## RECORDS FOR THIS EXERCISE
━━━━━━━━━━

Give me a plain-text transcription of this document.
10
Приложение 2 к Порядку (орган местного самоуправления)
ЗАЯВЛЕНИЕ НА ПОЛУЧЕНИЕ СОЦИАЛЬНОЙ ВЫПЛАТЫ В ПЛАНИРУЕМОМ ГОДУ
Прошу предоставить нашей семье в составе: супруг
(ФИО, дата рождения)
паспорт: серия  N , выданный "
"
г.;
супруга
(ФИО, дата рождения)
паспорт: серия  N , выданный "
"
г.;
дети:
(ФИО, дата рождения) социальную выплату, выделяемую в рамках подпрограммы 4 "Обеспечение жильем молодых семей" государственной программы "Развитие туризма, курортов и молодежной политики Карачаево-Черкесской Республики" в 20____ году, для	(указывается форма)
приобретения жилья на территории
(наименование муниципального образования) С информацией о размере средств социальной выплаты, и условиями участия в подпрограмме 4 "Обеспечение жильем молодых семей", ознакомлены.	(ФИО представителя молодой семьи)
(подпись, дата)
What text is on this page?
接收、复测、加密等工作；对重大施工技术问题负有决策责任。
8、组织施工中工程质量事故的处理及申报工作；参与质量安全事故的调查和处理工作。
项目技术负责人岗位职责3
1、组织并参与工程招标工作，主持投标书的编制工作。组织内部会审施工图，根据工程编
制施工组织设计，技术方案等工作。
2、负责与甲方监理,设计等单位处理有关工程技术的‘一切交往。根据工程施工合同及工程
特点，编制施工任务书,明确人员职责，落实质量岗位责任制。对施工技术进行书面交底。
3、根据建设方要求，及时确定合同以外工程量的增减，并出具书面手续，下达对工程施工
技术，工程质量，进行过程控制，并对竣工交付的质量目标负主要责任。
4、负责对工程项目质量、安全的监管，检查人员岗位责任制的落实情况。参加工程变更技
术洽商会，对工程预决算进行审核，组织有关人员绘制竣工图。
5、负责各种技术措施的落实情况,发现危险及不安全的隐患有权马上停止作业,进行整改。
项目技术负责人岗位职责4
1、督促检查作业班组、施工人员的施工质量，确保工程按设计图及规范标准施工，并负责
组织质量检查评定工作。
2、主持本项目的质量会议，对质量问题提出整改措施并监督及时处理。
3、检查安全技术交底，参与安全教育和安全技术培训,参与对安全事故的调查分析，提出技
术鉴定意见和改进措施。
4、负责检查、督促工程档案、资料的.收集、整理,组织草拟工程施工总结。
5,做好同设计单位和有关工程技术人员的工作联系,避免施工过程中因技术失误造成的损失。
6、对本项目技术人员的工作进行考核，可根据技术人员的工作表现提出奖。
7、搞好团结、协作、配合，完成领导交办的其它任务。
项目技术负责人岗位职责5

━━━━━━━━━━

## AIM
Reproduce the records word for word.

## TASK ANSWER
Give me a plain-text transcription of this document.
10
Приложение 2 к Порядку (орган местного самоуправления)
ЗАЯВЛЕНИЕ НА ПОЛУЧЕНИЕ СОЦИАЛЬНОЙ ВЫПЛАТЫ В ПЛАНИРУЕМОМ ГОДУ
Прошу предоставить нашей семье в составе: супруг
(ФИО, дата рождения)
паспорт: серия  N , выданный "
"
г.;
супруга
(ФИО, дата рождения)
паспорт: серия  N , выданный "
"
г.;
дети:
(ФИО, дата рождения) социальную выплату, выделяемую в рамках подпрограммы 4 "Обеспечение жильем молодых семей" государственной программы "Развитие туризма, курортов и молодежной политики Карачаево-Черкесской Республики" в 20____ году, для	(указывается форма)
приобретения жилья на территории
(наименование муниципального образования) С информацией о размере средств социальной выплаты, и условиями участия в подпрограмме 4 "Обеспечение жильем молодых семей", ознакомлены.	(ФИО представителя молодой семьи)
(подпись, дата)
What text is on this page?
接收、复测、加密等工作；对重大施工技术问题负有决策责任。
8、组织施工中工程质量事故的处理及申报工作；参与质量安全事故的调查和处理工作。
项目技术负责人岗位职责3
1、组织并参与工程招标工作，主持投标书的编制工作。组织内部会审施工图，根据工程编
制施工组织设计，技术方案等工作。
2、负责与甲方监理,设计等单位处理有关工程技术的‘一切交往。根据工程施工合同及工程
特点，编制施工任务书,明确人员职责，落实质量岗位责任制。对施工技术进行书面交底。
3、根据建设方要求，及时确定合同以外工程量的增减，并出具书面手续，下达对工程施工
技术，工程质量，进行过程控制，并对竣工交付的质量目标负主要责任。
4、负责对工程项目质量、安全的监管，检查人员岗位责任制的落实情况。参加工程变更技
术洽商会，对工程预决算进行审核，组织有关人员绘制竣工图。
5、负责各种技术措施的落实情况,发现危险及不安全的隐患有权马上停止作业,进行整改。
项目技术负责人岗位职责4
1、督促检查作业班组、施工人员的施工质量，确保工程按设计图及规范标准施工，并负责
组织质量检查评定工作。
2、主持本项目的质量会议，对质量问题提出整改措施并监督及时处理。
3、检查安全技术交底，参与安全教育和安全技术培训,参与对安全事故的调查分析，提出技
术鉴定意见和改进措施。
4、负责检查、督促工程档案、资料的.收集、整理,组织草拟工程施工总结。
5,做好同设计单位和有关工程技术人员的工作联系,避免施工过程中因技术失误造成的损失。
6、对本项目技术人员的工作进行考核，可根据技术人员的工作表现提出奖。
7、搞好团结、协作、配合，完成领导交办的其它任务。
项目技术负责人岗位职责5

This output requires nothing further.